--- start of Entries ---

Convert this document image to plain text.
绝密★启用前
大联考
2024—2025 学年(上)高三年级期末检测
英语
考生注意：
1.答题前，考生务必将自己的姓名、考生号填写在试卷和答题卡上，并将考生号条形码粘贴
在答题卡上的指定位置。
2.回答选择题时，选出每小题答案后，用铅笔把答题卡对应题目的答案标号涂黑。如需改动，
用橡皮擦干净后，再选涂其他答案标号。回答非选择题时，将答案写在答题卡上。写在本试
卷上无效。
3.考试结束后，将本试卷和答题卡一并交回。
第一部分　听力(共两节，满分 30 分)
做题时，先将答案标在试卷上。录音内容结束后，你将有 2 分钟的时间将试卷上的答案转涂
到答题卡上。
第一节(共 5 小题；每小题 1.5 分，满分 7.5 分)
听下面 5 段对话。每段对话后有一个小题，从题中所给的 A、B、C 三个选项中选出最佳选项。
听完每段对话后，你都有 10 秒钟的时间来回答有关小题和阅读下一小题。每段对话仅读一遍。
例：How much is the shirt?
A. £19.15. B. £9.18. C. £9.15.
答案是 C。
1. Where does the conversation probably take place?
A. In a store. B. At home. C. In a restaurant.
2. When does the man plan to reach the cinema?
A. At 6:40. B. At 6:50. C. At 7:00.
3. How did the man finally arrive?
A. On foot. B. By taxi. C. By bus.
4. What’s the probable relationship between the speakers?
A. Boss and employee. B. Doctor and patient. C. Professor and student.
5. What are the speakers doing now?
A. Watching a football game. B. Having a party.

--- end of Entries ---

Copy each line that contains the word "does".

▸ **Answer to this exercise**:
1. Where does the conversation probably take place?
2. When does the man plan to reach the cinema?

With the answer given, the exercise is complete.